Records from a data source:
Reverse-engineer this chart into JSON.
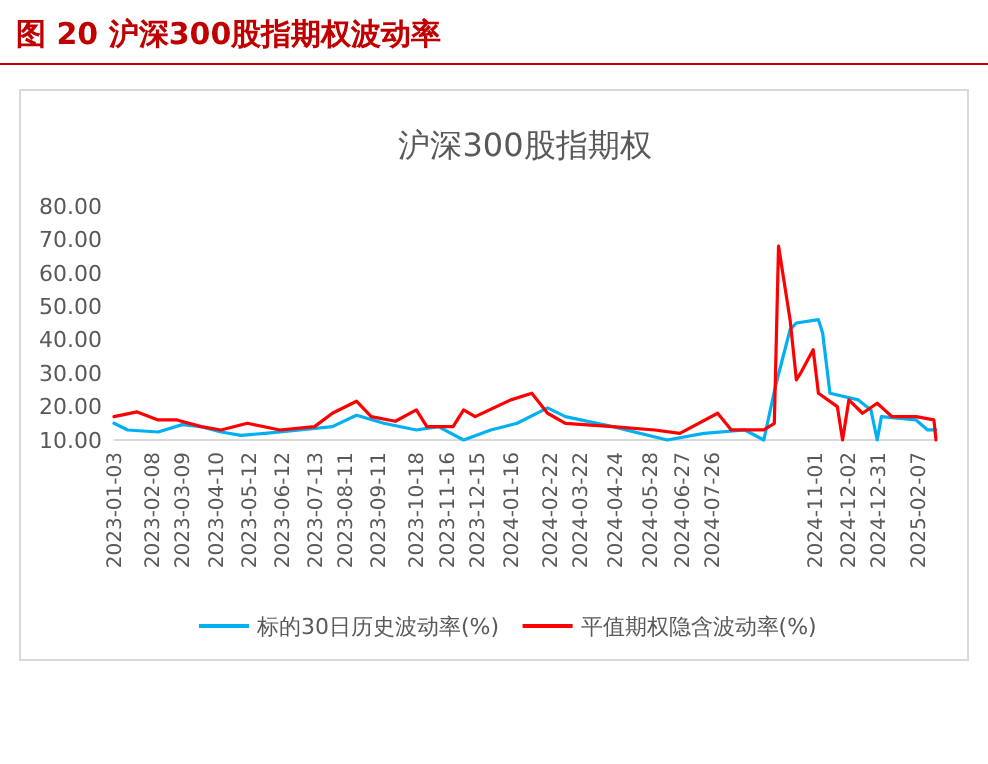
{
  "chart_data": {
    "type": "line",
    "title": "图 20   沪深300股指期权波动率",
    "subtitle": "沪深300股指期权",
    "xlim": [
      "2023-01-03",
      "2025-02-24"
    ],
    "xticks": [
      "2023-01-03",
      "2023-02-08",
      "2023-03-09",
      "2023-04-10",
      "2023-05-12",
      "2023-06-12",
      "2023-07-13",
      "2023-08-11",
      "2023-09-11",
      "2023-10-18",
      "2023-11-16",
      "2023-12-15",
      "2024-01-16",
      "2024-02-22",
      "2024-03-22",
      "2024-04-24",
      "2024-05-28",
      "2024-06-27",
      "2024-07-26",
      "2024-11-01",
      "2024-12-02",
      "2024-12-31",
      "2025-02-07"
    ],
    "ylim": [
      10,
      80
    ],
    "yticks": [
      {
        "value": 10,
        "label": "10.00"
      },
      {
        "value": 20,
        "label": "20.00"
      },
      {
        "value": 30,
        "label": "30.00"
      },
      {
        "value": 40,
        "label": "40.00"
      },
      {
        "value": 50,
        "label": "50.00"
      },
      {
        "value": 60,
        "label": "60.00"
      },
      {
        "value": 70,
        "label": "70.00"
      },
      {
        "value": 80,
        "label": "80.00"
      }
    ],
    "grid": false,
    "legend": "bottom",
    "line_style": "solid",
    "marker": "none",
    "series": [
      {
        "name": "标的30日历史波动率(%)",
        "color": "#00b0f0",
        "x": [
          "2023-01-03",
          "2023-01-16",
          "2023-02-14",
          "2023-03-09",
          "2023-03-27",
          "2023-04-15",
          "2023-05-04",
          "2023-05-27",
          "2023-06-29",
          "2023-07-30",
          "2023-08-22",
          "2023-09-17",
          "2023-10-18",
          "2023-11-08",
          "2023-12-02",
          "2023-12-28",
          "2024-01-22",
          "2024-02-20",
          "2024-03-08",
          "2024-04-22",
          "2024-06-13",
          "2024-07-18",
          "2024-08-26",
          "2024-09-13",
          "2024-09-24",
          "2024-10-08",
          "2024-10-14",
          "2024-11-04",
          "2024-11-08",
          "2024-11-15",
          "2024-12-12",
          "2024-12-24",
          "2024-12-30",
          "2025-01-03",
          "2025-02-05",
          "2025-02-16",
          "2025-02-24"
        ],
        "values": [
          15,
          13,
          12.4,
          14.6,
          14,
          12.4,
          11.4,
          12,
          13,
          14,
          17.4,
          15,
          13,
          14,
          10,
          13,
          15,
          19.6,
          17,
          14,
          10,
          12,
          13,
          10,
          26,
          43,
          45,
          46,
          42,
          24,
          22,
          19,
          10,
          17,
          16,
          13,
          13
        ]
      },
      {
        "name": "平值期权隐含波动率(%)",
        "color": "#ff0000",
        "x": [
          "2023-01-03",
          "2023-01-25",
          "2023-02-14",
          "2023-03-04",
          "2023-03-27",
          "2023-04-15",
          "2023-05-10",
          "2023-06-10",
          "2023-07-13",
          "2023-07-30",
          "2023-08-22",
          "2023-09-05",
          "2023-09-28",
          "2023-10-18",
          "2023-10-28",
          "2023-11-22",
          "2023-12-02",
          "2023-12-13",
          "2024-01-16",
          "2024-02-05",
          "2024-02-20",
          "2024-03-08",
          "2024-04-22",
          "2024-06-01",
          "2024-06-25",
          "2024-07-31",
          "2024-08-13",
          "2024-09-13",
          "2024-09-23",
          "2024-09-27",
          "2024-10-08",
          "2024-10-14",
          "2024-10-18",
          "2024-10-30",
          "2024-11-04",
          "2024-11-22",
          "2024-11-27",
          "2024-12-03",
          "2024-12-16",
          "2024-12-30",
          "2025-01-13",
          "2025-02-05",
          "2025-02-22",
          "2025-02-24"
        ],
        "values": [
          17,
          18.4,
          16,
          16,
          14,
          13,
          15,
          13,
          14,
          18,
          21.6,
          17,
          15.6,
          19,
          14,
          14,
          19,
          17,
          22,
          24,
          18,
          15,
          14,
          13,
          12,
          18,
          13,
          13,
          15,
          68,
          46,
          28,
          30,
          37,
          24,
          20,
          10,
          22,
          18,
          21,
          17,
          17,
          16,
          10
        ]
      }
    ]
  }
}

◆ Problem description
Take the listing above and print it exactly, apart from the pictures.

◆ Answer in full
Reverse-engineer this chart into JSON.
{
  "chart_data": {
    "type": "line",
    "title": "图 20   沪深300股指期权波动率",
    "subtitle": "沪深300股指期权",
    "xlim": [
      "2023-01-03",
      "2025-02-24"
    ],
    "xticks": [
      "2023-01-03",
      "2023-02-08",
      "2023-03-09",
      "2023-04-10",
      "2023-05-12",
      "2023-06-12",
      "2023-07-13",
      "2023-08-11",
      "2023-09-11",
      "2023-10-18",
      "2023-11-16",
      "2023-12-15",
      "2024-01-16",
      "2024-02-22",
      "2024-03-22",
      "2024-04-24",
      "2024-05-28",
      "2024-06-27",
      "2024-07-26",
      "2024-11-01",
      "2024-12-02",
      "2024-12-31",
      "2025-02-07"
    ],
    "ylim": [
      10,
      80
    ],
    "yticks": [
      {
        "value": 10,
        "label": "10.00"
      },
      {
        "value": 20,
        "label": "20.00"
      },
      {
        "value": 30,
        "label": "30.00"
      },
      {
        "value": 40,
        "label": "40.00"
      },
      {
        "value": 50,
        "label": "50.00"
      },
      {
        "value": 60,
        "label": "60.00"
      },
      {
        "value": 70,
        "label": "70.00"
      },
      {
        "value": 80,
        "label": "80.00"
      }
    ],
    "grid": false,
    "legend": "bottom",
    "line_style": "solid",
    "marker": "none",
    "series": [
      {
        "name": "标的30日历史波动率(%)",
        "color": "#00b0f0",
        "x": [
          "2023-01-03",
          "2023-01-16",
          "2023-02-14",
          "2023-03-09",
          "2023-03-27",
          "2023-04-15",
          "2023-05-04",
          "2023-05-27",
          "2023-06-29",
          "2023-07-30",
          "2023-08-22",
          "2023-09-17",
          "2023-10-18",
          "2023-11-08",
          "2023-12-02",
          "2023-12-28",
          "2024-01-22",
          "2024-02-20",
          "2024-03-08",
          "2024-04-22",
          "2024-06-13",
          "2024-07-18",
          "2024-08-26",
          "2024-09-13",
          "2024-09-24",
          "2024-10-08",
          "2024-10-14",
          "2024-11-04",
          "2024-11-08",
          "2024-11-15",
          "2024-12-12",
          "2024-12-24",
          "2024-12-30",
          "2025-01-03",
          "2025-02-05",
          "2025-02-16",
          "2025-02-24"
        ],
        "values": [
          15,
          13,
          12.4,
          14.6,
          14,
          12.4,
          11.4,
          12,
          13,
          14,
          17.4,
          15,
          13,
          14,
          10,
          13,
          15,
          19.6,
          17,
          14,
          10,
          12,
          13,
          10,
          26,
          43,
          45,
          46,
          42,
          24,
          22,
          19,
          10,
          17,
          16,
          13,
          13
        ]
      },
      {
        "name": "平值期权隐含波动率(%)",
        "color": "#ff0000",
        "x": [
          "2023-01-03",
          "2023-01-25",
          "2023-02-14",
          "2023-03-04",
          "2023-03-27",
          "2023-04-15",
          "2023-05-10",
          "2023-06-10",
          "2023-07-13",
          "2023-07-30",
          "2023-08-22",
          "2023-09-05",
          "2023-09-28",
          "2023-10-18",
          "2023-10-28",
          "2023-11-22",
          "2023-12-02",
          "2023-12-13",
          "2024-01-16",
          "2024-02-05",
          "2024-02-20",
          "2024-03-08",
          "2024-04-22",
          "2024-06-01",
          "2024-06-25",
          "2024-07-31",
          "2024-08-13",
          "2024-09-13",
          "2024-09-23",
          "2024-09-27",
          "2024-10-08",
          "2024-10-14",
          "2024-10-18",
          "2024-10-30",
          "2024-11-04",
          "2024-11-22",
          "2024-11-27",
          "2024-12-03",
          "2024-12-16",
          "2024-12-30",
          "2025-01-13",
          "2025-02-05",
          "2025-02-22",
          "2025-02-24"
        ],
        "values": [
          17,
          18.4,
          16,
          16,
          14,
          13,
          15,
          13,
          14,
          18,
          21.6,
          17,
          15.6,
          19,
          14,
          14,
          19,
          17,
          22,
          24,
          18,
          15,
          14,
          13,
          12,
          18,
          13,
          13,
          15,
          68,
          46,
          28,
          30,
          37,
          24,
          20,
          10,
          22,
          18,
          21,
          17,
          17,
          16,
          10
        ]
      }
    ]
  }
}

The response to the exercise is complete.